-- START --

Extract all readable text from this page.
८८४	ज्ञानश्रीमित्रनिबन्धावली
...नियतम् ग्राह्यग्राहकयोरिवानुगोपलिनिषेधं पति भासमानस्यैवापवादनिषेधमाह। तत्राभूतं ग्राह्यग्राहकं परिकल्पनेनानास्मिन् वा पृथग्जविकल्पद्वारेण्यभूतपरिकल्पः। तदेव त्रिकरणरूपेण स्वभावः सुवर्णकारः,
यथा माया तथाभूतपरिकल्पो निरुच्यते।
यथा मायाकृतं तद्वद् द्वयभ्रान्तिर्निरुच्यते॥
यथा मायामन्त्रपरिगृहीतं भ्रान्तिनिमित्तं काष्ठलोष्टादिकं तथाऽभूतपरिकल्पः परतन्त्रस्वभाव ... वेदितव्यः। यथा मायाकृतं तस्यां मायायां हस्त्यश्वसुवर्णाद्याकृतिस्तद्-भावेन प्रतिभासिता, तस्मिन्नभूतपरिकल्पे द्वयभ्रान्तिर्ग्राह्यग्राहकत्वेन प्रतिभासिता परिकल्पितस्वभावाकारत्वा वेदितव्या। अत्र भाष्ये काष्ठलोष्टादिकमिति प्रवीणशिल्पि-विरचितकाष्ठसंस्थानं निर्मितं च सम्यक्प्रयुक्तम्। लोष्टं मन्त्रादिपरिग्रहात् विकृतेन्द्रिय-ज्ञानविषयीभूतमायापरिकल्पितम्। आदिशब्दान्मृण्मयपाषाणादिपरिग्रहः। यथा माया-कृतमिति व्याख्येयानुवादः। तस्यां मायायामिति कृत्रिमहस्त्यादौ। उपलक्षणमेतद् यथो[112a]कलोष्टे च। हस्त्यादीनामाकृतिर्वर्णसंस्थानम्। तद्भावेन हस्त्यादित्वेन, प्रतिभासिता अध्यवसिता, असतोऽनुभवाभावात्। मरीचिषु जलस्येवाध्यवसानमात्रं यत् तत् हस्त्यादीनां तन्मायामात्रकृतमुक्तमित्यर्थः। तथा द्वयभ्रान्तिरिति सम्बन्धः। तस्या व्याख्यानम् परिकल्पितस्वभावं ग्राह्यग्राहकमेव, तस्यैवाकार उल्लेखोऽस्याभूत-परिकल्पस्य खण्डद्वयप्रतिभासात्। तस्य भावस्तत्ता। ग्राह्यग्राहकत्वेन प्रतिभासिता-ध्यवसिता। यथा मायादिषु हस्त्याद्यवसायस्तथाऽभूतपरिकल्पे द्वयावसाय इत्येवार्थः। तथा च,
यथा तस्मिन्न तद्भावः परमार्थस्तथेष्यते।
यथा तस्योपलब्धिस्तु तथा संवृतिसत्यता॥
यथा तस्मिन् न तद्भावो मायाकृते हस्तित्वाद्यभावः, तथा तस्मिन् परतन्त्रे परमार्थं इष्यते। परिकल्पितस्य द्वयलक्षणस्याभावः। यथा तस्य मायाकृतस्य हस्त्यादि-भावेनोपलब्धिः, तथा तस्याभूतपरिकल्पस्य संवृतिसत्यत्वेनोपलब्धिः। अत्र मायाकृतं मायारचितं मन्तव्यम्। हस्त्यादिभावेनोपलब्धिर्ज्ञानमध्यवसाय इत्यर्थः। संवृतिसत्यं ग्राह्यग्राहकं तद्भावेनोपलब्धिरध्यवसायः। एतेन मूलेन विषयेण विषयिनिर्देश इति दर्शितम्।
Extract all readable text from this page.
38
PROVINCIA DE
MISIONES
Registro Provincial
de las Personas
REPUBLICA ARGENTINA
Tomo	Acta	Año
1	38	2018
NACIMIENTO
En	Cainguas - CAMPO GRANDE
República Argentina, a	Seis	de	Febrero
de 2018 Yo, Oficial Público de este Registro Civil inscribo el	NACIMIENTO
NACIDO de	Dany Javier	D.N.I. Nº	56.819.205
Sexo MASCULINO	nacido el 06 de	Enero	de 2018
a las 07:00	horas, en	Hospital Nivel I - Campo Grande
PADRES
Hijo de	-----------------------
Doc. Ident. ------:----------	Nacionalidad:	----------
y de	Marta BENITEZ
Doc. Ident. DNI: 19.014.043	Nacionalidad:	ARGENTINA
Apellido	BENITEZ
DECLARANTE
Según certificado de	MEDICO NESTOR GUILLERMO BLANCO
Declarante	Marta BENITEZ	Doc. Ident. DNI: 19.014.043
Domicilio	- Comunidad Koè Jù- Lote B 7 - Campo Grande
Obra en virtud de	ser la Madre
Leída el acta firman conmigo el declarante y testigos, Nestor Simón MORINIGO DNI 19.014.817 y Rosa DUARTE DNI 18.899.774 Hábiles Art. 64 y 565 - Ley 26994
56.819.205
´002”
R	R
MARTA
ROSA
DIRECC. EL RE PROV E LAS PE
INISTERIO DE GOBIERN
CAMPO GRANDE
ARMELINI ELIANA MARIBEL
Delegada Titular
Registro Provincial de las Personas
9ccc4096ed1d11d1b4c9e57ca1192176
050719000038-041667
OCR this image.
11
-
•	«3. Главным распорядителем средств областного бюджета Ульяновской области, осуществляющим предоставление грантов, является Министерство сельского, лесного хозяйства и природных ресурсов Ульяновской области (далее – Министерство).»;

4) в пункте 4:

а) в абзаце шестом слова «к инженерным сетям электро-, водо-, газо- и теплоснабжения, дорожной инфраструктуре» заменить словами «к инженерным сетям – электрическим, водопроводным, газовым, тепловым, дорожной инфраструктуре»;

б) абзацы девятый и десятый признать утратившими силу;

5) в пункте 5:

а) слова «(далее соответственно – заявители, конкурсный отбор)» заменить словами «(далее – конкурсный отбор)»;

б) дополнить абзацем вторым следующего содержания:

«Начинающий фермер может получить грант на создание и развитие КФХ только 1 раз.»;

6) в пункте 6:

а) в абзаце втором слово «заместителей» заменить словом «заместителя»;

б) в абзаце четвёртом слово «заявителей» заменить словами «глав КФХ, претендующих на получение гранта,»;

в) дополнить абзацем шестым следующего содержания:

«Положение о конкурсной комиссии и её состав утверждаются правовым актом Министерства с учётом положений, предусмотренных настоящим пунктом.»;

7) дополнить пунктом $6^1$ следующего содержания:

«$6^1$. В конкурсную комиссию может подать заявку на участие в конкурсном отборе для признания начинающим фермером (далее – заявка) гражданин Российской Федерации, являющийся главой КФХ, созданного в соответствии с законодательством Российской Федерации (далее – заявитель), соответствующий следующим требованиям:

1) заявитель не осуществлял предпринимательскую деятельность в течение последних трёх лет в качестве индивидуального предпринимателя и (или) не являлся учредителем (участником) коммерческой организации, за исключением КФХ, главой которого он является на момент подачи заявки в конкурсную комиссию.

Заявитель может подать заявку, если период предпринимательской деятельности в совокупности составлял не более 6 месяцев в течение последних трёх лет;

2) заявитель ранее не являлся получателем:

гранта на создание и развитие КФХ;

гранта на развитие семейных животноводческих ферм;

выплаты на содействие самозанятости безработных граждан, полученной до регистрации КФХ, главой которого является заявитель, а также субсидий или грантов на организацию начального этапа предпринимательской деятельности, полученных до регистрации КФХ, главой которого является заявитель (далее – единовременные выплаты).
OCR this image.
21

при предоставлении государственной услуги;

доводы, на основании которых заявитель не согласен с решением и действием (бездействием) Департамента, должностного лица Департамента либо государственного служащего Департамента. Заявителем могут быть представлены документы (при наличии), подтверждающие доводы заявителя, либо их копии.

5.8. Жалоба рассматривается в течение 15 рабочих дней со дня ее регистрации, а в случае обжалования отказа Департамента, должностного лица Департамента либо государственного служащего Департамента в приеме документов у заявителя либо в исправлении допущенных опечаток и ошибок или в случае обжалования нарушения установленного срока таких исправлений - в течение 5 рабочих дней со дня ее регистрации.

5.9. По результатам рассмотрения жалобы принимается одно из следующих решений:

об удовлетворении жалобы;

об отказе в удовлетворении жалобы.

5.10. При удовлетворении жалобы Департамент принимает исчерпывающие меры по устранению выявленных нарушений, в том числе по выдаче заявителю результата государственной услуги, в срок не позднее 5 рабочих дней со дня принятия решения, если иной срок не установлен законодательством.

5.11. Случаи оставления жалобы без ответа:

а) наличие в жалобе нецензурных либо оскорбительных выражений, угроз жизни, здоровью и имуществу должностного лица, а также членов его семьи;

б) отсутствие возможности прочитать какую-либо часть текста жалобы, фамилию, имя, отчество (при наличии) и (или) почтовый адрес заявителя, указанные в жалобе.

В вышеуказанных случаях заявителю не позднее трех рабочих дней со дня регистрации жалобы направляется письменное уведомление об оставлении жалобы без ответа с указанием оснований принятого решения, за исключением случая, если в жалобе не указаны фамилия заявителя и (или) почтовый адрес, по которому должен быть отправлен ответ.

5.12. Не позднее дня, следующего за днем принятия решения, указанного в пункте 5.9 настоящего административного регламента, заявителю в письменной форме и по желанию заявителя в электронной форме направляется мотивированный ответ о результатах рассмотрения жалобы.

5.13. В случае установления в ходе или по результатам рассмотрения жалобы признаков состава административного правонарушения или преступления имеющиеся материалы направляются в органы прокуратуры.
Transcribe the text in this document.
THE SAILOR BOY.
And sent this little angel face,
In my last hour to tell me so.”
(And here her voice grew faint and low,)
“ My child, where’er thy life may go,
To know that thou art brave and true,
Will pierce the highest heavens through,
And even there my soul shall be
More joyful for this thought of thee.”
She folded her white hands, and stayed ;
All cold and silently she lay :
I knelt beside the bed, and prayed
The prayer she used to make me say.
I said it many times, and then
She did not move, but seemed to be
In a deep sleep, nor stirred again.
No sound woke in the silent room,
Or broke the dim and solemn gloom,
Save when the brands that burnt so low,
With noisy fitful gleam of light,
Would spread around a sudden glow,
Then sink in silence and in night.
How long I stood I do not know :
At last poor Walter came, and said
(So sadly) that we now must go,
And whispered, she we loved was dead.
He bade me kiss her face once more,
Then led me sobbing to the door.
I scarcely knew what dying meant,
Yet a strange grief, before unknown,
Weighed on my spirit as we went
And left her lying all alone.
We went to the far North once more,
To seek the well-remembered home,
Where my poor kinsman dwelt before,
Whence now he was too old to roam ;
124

-- END --

- Your instructions
Reply with nothing except the number of lines in the listing above that include "регистрации".

- Finished answer
3